***** EXERCISE INPUT *****

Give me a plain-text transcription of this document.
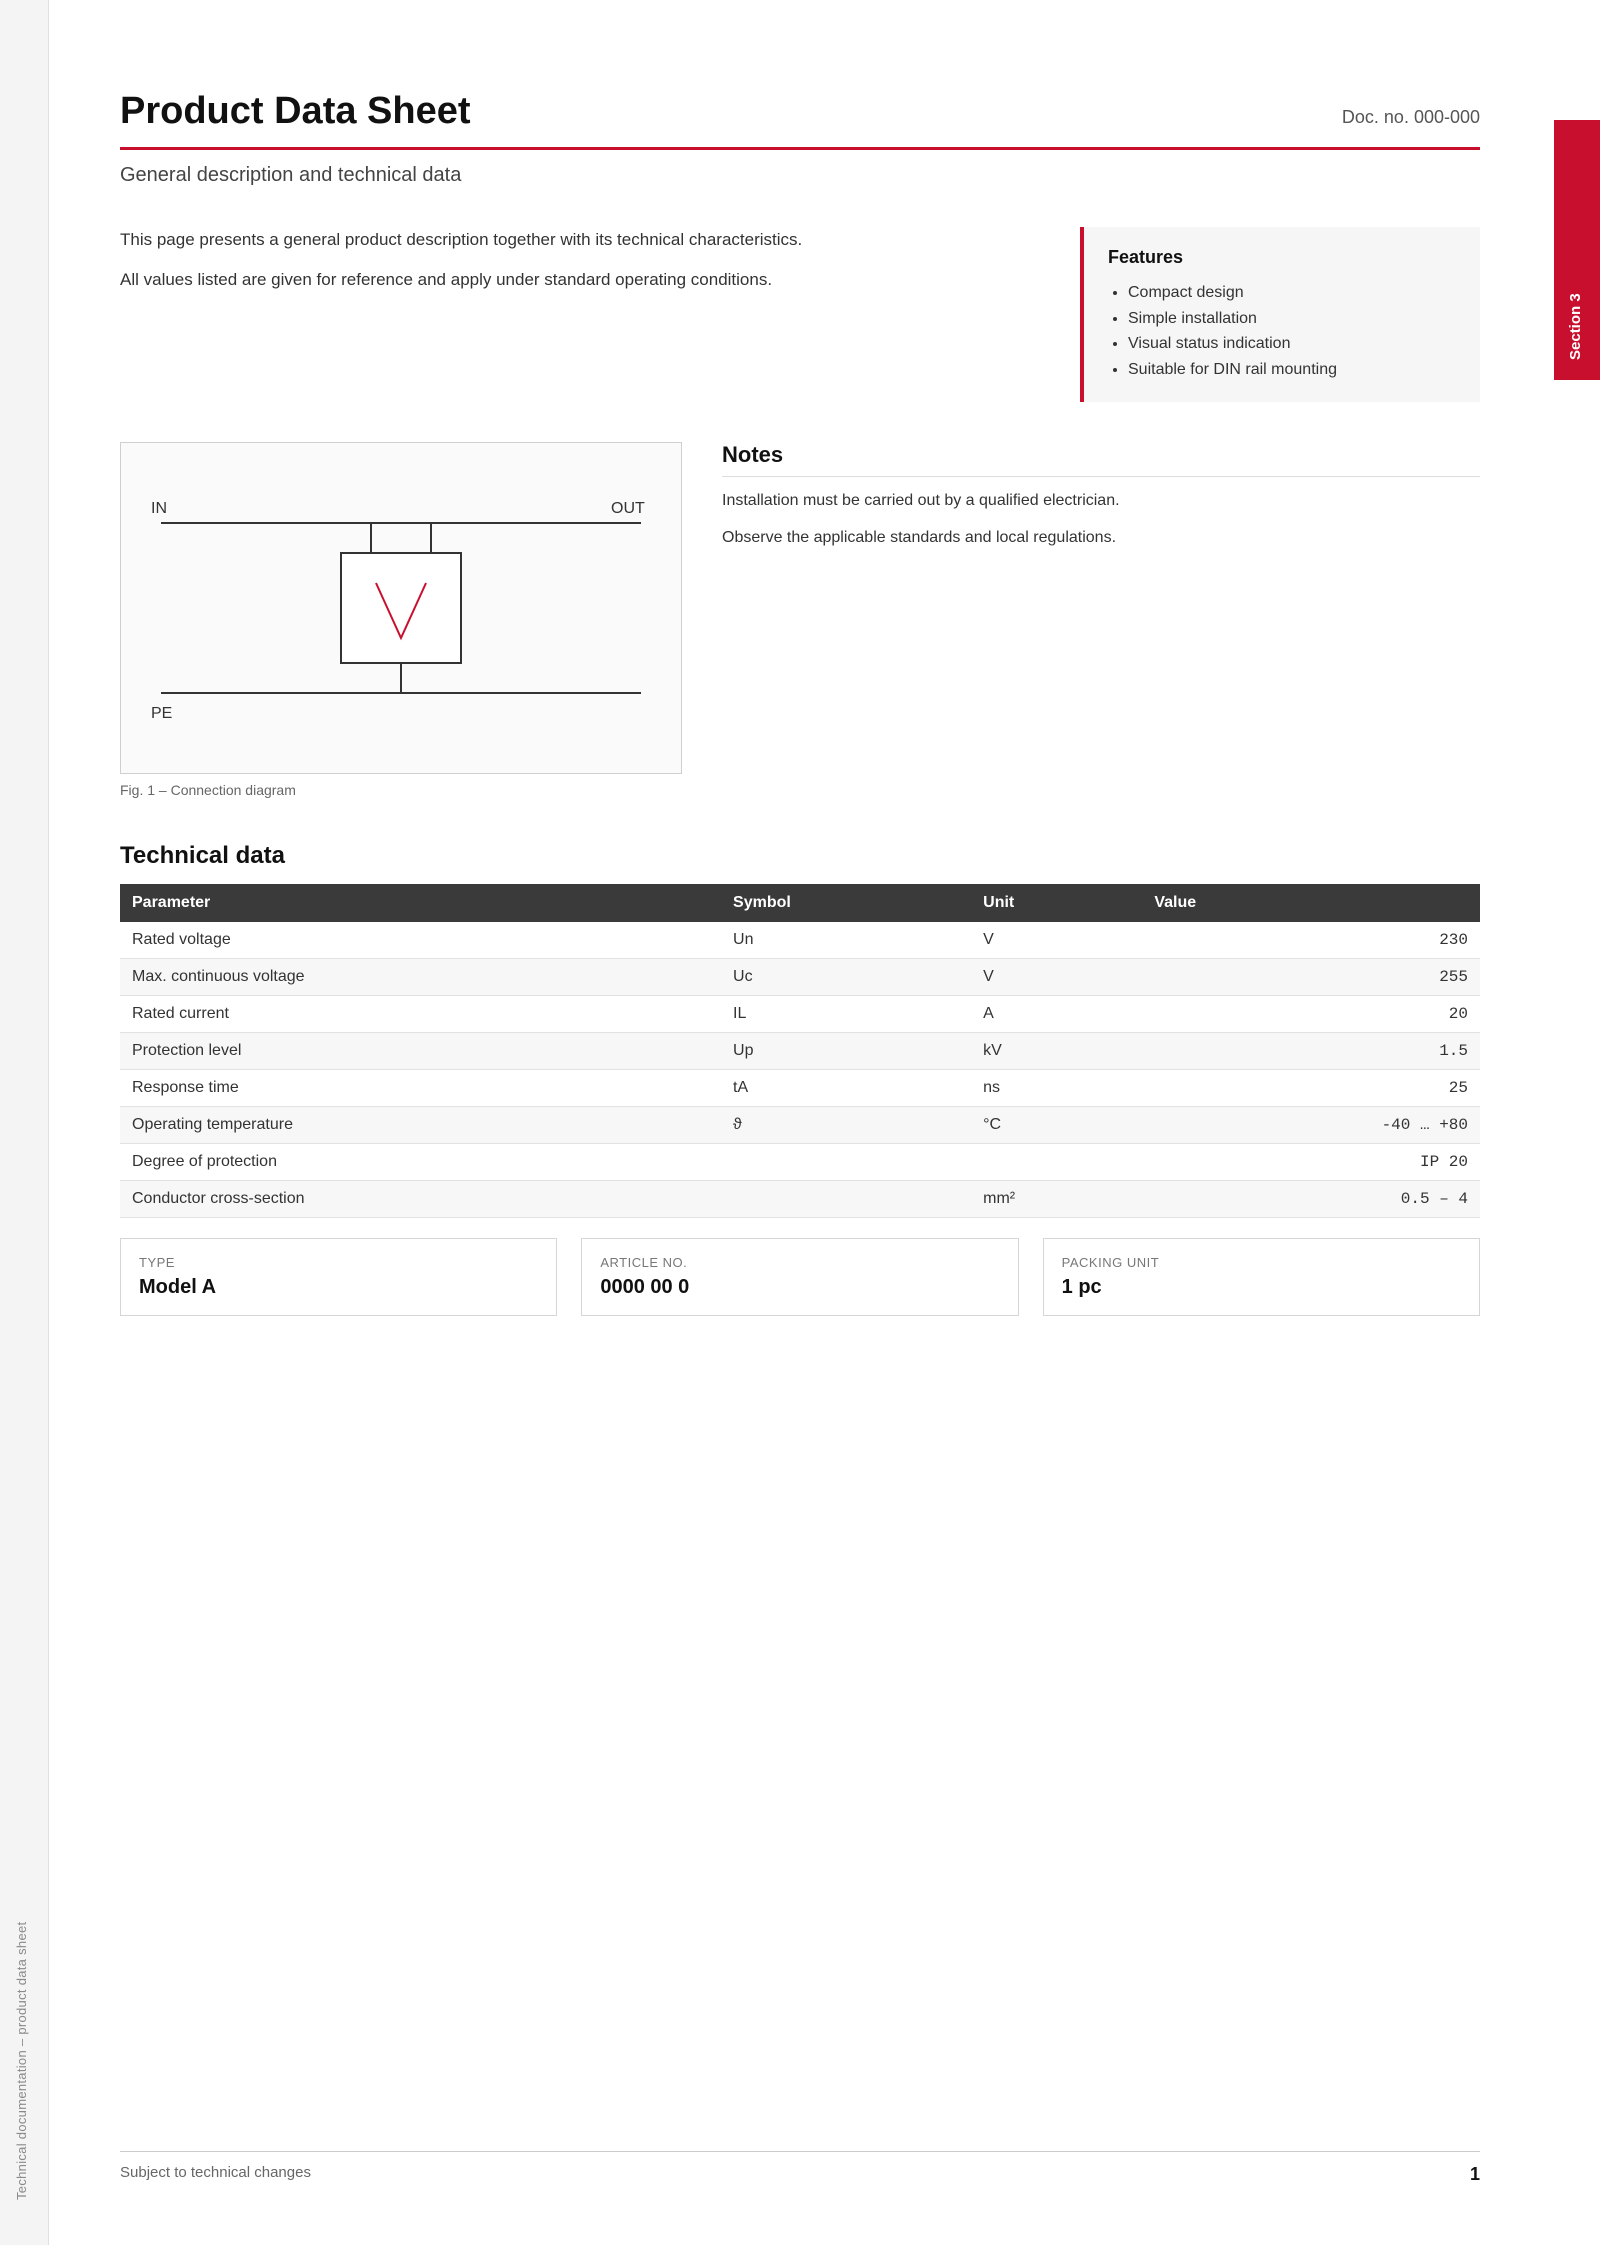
Technical documentation – product data sheet
Section 3
Product Data Sheet	Doc. no. 000-000
General description and technical data

This page presents a general product description together with its technical characteristics.

All values listed are given for reference and apply under standard operating conditions.

Features
• Compact design
• Simple installation
• Visual status indication
• Suitable for DIN rail mounting
IN	OUT
PE
Fig. 1 – Connection diagram
Notes

Installation must be carried out by a qualified electrician.

Observe the applicable standards and local regulations.

Technical data
Parameter	Symbol	Unit	Value
Rated voltage	Un	V	230
Max. continuous voltage	Uc	V	255
Rated current	IL	A	20
Protection level	Up	kV	1.5
Response time	tA	ns	25
Operating temperature	ϑ	°C	-40 … +80
Degree of protection			IP 20
Conductor cross-section		mm²	0.5 – 4
TYPE
Model A
ARTICLE NO.
0000 00 0
PACKING UNIT
1 pc
Subject to technical changes	1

*****

TASK PROMPT. Every record above should be written out again exactly; the pictures stay out of the copy.

COMPLETE ANSWER.
Give me a plain-text transcription of this document.
Technical documentation – product data sheet
Section 3
Product Data Sheet	Doc. no. 000-000
General description and technical data

This page presents a general product description together with its technical characteristics.

All values listed are given for reference and apply under standard operating conditions.

Features
• Compact design
• Simple installation
• Visual status indication
• Suitable for DIN rail mounting
IN	OUT
PE
Fig. 1 – Connection diagram
Notes

Installation must be carried out by a qualified electrician.

Observe the applicable standards and local regulations.

Technical data
Parameter	Symbol	Unit	Value
Rated voltage	Un	V	230
Max. continuous voltage	Uc	V	255
Rated current	IL	A	20
Protection level	Up	kV	1.5
Response time	tA	ns	25
Operating temperature	ϑ	°C	-40 … +80
Degree of protection			IP 20
Conductor cross-section		mm²	0.5 – 4
TYPE
Model A
ARTICLE NO.
0000 00 0
PACKING UNIT
1 pc
Subject to technical changes	1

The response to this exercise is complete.